*Short task*: Each entry below is to be written out exactly, and the pictures are to be left out.

(A block of data)
......

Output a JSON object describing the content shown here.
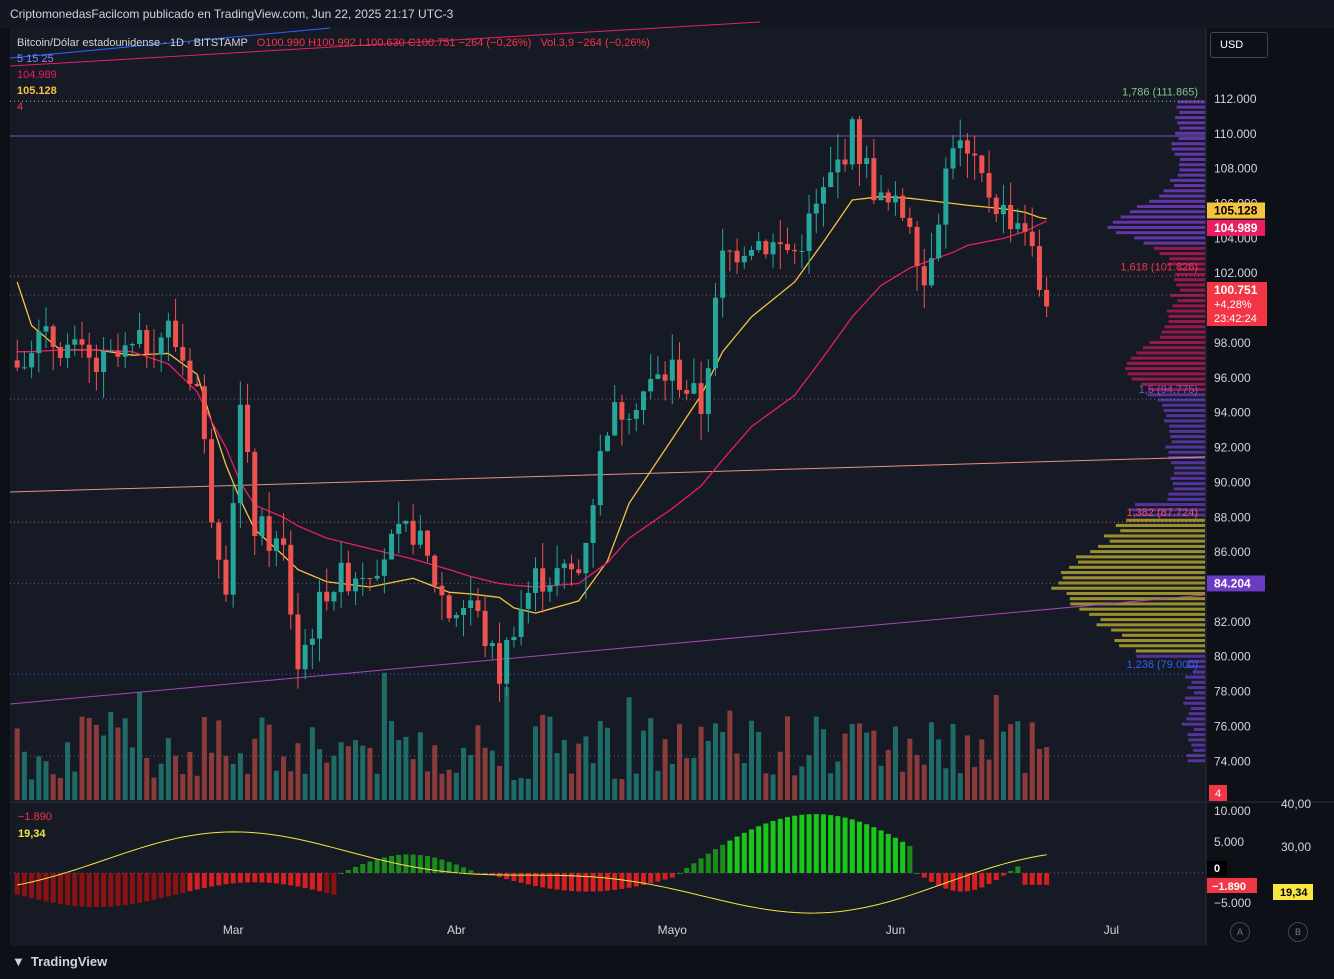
{
  "header": {
    "published_text": "CriptomonedasFacilcom publicado en TradingView.com, Jun 22, 2025 21:17 UTC-3"
  },
  "legend": {
    "symbol": "Bitcoin/Dólar estadounidense · 1D · BITSTAMP",
    "ohlc": "O100.990  H100.992  L100.630  C100.751  −264 (−0,26%)",
    "volume": "Vol.3,9  −264 (−0,26%)",
    "indicator_params": "5  15  25",
    "ma_slow_value": "104.989",
    "ma_fast_value": "105.128",
    "extra_value": "4"
  },
  "currency_button": "USD",
  "price_axis": {
    "ticks": [
      "112.000",
      "110.000",
      "108.000",
      "106.000",
      "104.000",
      "102.000",
      "100.000",
      "98.000",
      "96.000",
      "94.000",
      "92.000",
      "90.000",
      "88.000",
      "86.000",
      "84.000",
      "82.000",
      "80.000",
      "78.000",
      "76.000",
      "74.000"
    ],
    "badges": {
      "ma_fast": "105.128",
      "ma_slow": "104.989",
      "last_price": "100.751",
      "last_change": "+4,28%",
      "countdown": "23:42:24",
      "poc": "84.204",
      "extra": "4"
    }
  },
  "fib_levels": [
    {
      "label": "1,786 (111.865)",
      "value": 111865,
      "color": "#81c784"
    },
    {
      "label": "1,618 (101.826)",
      "value": 101826,
      "color": "#f23645"
    },
    {
      "label": "1,5 (94.775)",
      "value": 94775,
      "color": "#7e57c2"
    },
    {
      "label": "1,382 (87.724)",
      "value": 87724,
      "color": "#f7525f"
    },
    {
      "label": "1,236 (79.000)",
      "value": 79000,
      "color": "#2962ff"
    }
  ],
  "time_axis": [
    "Mar",
    "Abr",
    "Mayo",
    "Jun",
    "Jul"
  ],
  "oscillator": {
    "value_label": "−1.890",
    "signal_label": "19,34",
    "axis_left": [
      "10.000",
      "5.000",
      "0",
      "−5.000"
    ],
    "axis_right": [
      "40,00",
      "30,00"
    ],
    "badge_value": "−1.890",
    "badge_signal": "19,34",
    "badge_zero": "0"
  },
  "footer": {
    "brand": "TradingView",
    "scale_a": "A",
    "scale_b": "B"
  },
  "colors": {
    "up": "#26a69a",
    "down": "#ef5350",
    "ma_fast": "#f5c342",
    "ma_slow": "#e91e63",
    "bg": "#161a25"
  },
  "chart_data": {
    "type": "candlestick",
    "title": "Bitcoin/Dólar estadounidense · 1D · BITSTAMP",
    "ylim": [
      73500,
      112800
    ],
    "x": [
      "2025-01-30",
      "2025-02-01",
      "2025-02-05",
      "2025-02-10",
      "2025-02-15",
      "2025-02-20",
      "2025-02-24",
      "2025-02-26",
      "2025-02-28",
      "2025-03-02",
      "2025-03-04",
      "2025-03-08",
      "2025-03-10",
      "2025-03-14",
      "2025-03-20",
      "2025-03-26",
      "2025-03-31",
      "2025-04-03",
      "2025-04-07",
      "2025-04-09",
      "2025-04-12",
      "2025-04-18",
      "2025-04-22",
      "2025-04-25",
      "2025-05-01",
      "2025-05-05",
      "2025-05-08",
      "2025-05-12",
      "2025-05-18",
      "2025-05-22",
      "2025-05-26",
      "2025-05-30",
      "2025-06-03",
      "2025-06-05",
      "2025-06-09",
      "2025-06-11",
      "2025-06-16",
      "2025-06-19",
      "2025-06-21",
      "2025-06-22"
    ],
    "close": [
      97000,
      98200,
      98000,
      96500,
      97500,
      98800,
      95500,
      88500,
      84500,
      94200,
      87500,
      86000,
      79500,
      84000,
      85300,
      87300,
      82500,
      83200,
      79000,
      82000,
      84500,
      84900,
      93500,
      94600,
      96500,
      94300,
      102800,
      104000,
      103200,
      106500,
      110000,
      106000,
      105300,
      101500,
      109800,
      108400,
      105500,
      104800,
      101200,
      100751
    ],
    "ma_fast": [
      101500,
      99000,
      97600,
      97600,
      97300,
      97400,
      96200,
      93500,
      91000,
      89000,
      87300,
      85800,
      85000,
      84300,
      84000,
      84500,
      83700,
      83600,
      83400,
      82800,
      82500,
      83200,
      85500,
      88800,
      92500,
      95000,
      97500,
      99500,
      101500,
      103800,
      106200,
      106400,
      106300,
      106200,
      106000,
      105900,
      105700,
      105500,
      105200,
      105128
    ],
    "ma_slow": [
      97500,
      97500,
      97600,
      97600,
      97500,
      96800,
      95200,
      93500,
      92000,
      90000,
      88700,
      88000,
      87500,
      86800,
      86200,
      85600,
      85000,
      84600,
      84200,
      84100,
      84000,
      84200,
      85400,
      86800,
      88500,
      89800,
      91300,
      93200,
      95000,
      97200,
      99500,
      101300,
      102300,
      102600,
      103200,
      103600,
      104000,
      104400,
      104800,
      104989
    ]
  }
}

......

*Result of the task*:
Output a JSON object describing the content shown here.
{
  "header": {
    "published_text": "CriptomonedasFacilcom publicado en TradingView.com, Jun 22, 2025 21:17 UTC-3"
  },
  "legend": {
    "symbol": "Bitcoin/Dólar estadounidense · 1D · BITSTAMP",
    "ohlc": "O100.990  H100.992  L100.630  C100.751  −264 (−0,26%)",
    "volume": "Vol.3,9  −264 (−0,26%)",
    "indicator_params": "5  15  25",
    "ma_slow_value": "104.989",
    "ma_fast_value": "105.128",
    "extra_value": "4"
  },
  "currency_button": "USD",
  "price_axis": {
    "ticks": [
      "112.000",
      "110.000",
      "108.000",
      "106.000",
      "104.000",
      "102.000",
      "100.000",
      "98.000",
      "96.000",
      "94.000",
      "92.000",
      "90.000",
      "88.000",
      "86.000",
      "84.000",
      "82.000",
      "80.000",
      "78.000",
      "76.000",
      "74.000"
    ],
    "badges": {
      "ma_fast": "105.128",
      "ma_slow": "104.989",
      "last_price": "100.751",
      "last_change": "+4,28%",
      "countdown": "23:42:24",
      "poc": "84.204",
      "extra": "4"
    }
  },
  "fib_levels": [
    {
      "label": "1,786 (111.865)",
      "value": 111865,
      "color": "#81c784"
    },
    {
      "label": "1,618 (101.826)",
      "value": 101826,
      "color": "#f23645"
    },
    {
      "label": "1,5 (94.775)",
      "value": 94775,
      "color": "#7e57c2"
    },
    {
      "label": "1,382 (87.724)",
      "value": 87724,
      "color": "#f7525f"
    },
    {
      "label": "1,236 (79.000)",
      "value": 79000,
      "color": "#2962ff"
    }
  ],
  "time_axis": [
    "Mar",
    "Abr",
    "Mayo",
    "Jun",
    "Jul"
  ],
  "oscillator": {
    "value_label": "−1.890",
    "signal_label": "19,34",
    "axis_left": [
      "10.000",
      "5.000",
      "0",
      "−5.000"
    ],
    "axis_right": [
      "40,00",
      "30,00"
    ],
    "badge_value": "−1.890",
    "badge_signal": "19,34",
    "badge_zero": "0"
  },
  "footer": {
    "brand": "TradingView",
    "scale_a": "A",
    "scale_b": "B"
  },
  "colors": {
    "up": "#26a69a",
    "down": "#ef5350",
    "ma_fast": "#f5c342",
    "ma_slow": "#e91e63",
    "bg": "#161a25"
  },
  "chart_data": {
    "type": "candlestick",
    "title": "Bitcoin/Dólar estadounidense · 1D · BITSTAMP",
    "ylim": [
      73500,
      112800
    ],
    "x": [
      "2025-01-30",
      "2025-02-01",
      "2025-02-05",
      "2025-02-10",
      "2025-02-15",
      "2025-02-20",
      "2025-02-24",
      "2025-02-26",
      "2025-02-28",
      "2025-03-02",
      "2025-03-04",
      "2025-03-08",
      "2025-03-10",
      "2025-03-14",
      "2025-03-20",
      "2025-03-26",
      "2025-03-31",
      "2025-04-03",
      "2025-04-07",
      "2025-04-09",
      "2025-04-12",
      "2025-04-18",
      "2025-04-22",
      "2025-04-25",
      "2025-05-01",
      "2025-05-05",
      "2025-05-08",
      "2025-05-12",
      "2025-05-18",
      "2025-05-22",
      "2025-05-26",
      "2025-05-30",
      "2025-06-03",
      "2025-06-05",
      "2025-06-09",
      "2025-06-11",
      "2025-06-16",
      "2025-06-19",
      "2025-06-21",
      "2025-06-22"
    ],
    "close": [
      97000,
      98200,
      98000,
      96500,
      97500,
      98800,
      95500,
      88500,
      84500,
      94200,
      87500,
      86000,
      79500,
      84000,
      85300,
      87300,
      82500,
      83200,
      79000,
      82000,
      84500,
      84900,
      93500,
      94600,
      96500,
      94300,
      102800,
      104000,
      103200,
      106500,
      110000,
      106000,
      105300,
      101500,
      109800,
      108400,
      105500,
      104800,
      101200,
      100751
    ],
    "ma_fast": [
      101500,
      99000,
      97600,
      97600,
      97300,
      97400,
      96200,
      93500,
      91000,
      89000,
      87300,
      85800,
      85000,
      84300,
      84000,
      84500,
      83700,
      83600,
      83400,
      82800,
      82500,
      83200,
      85500,
      88800,
      92500,
      95000,
      97500,
      99500,
      101500,
      103800,
      106200,
      106400,
      106300,
      106200,
      106000,
      105900,
      105700,
      105500,
      105200,
      105128
    ],
    "ma_slow": [
      97500,
      97500,
      97600,
      97600,
      97500,
      96800,
      95200,
      93500,
      92000,
      90000,
      88700,
      88000,
      87500,
      86800,
      86200,
      85600,
      85000,
      84600,
      84200,
      84100,
      84000,
      84200,
      85400,
      86800,
      88500,
      89800,
      91300,
      93200,
      95000,
      97200,
      99500,
      101300,
      102300,
      102600,
      103200,
      103600,
      104000,
      104400,
      104800,
      104989
    ]
  }
}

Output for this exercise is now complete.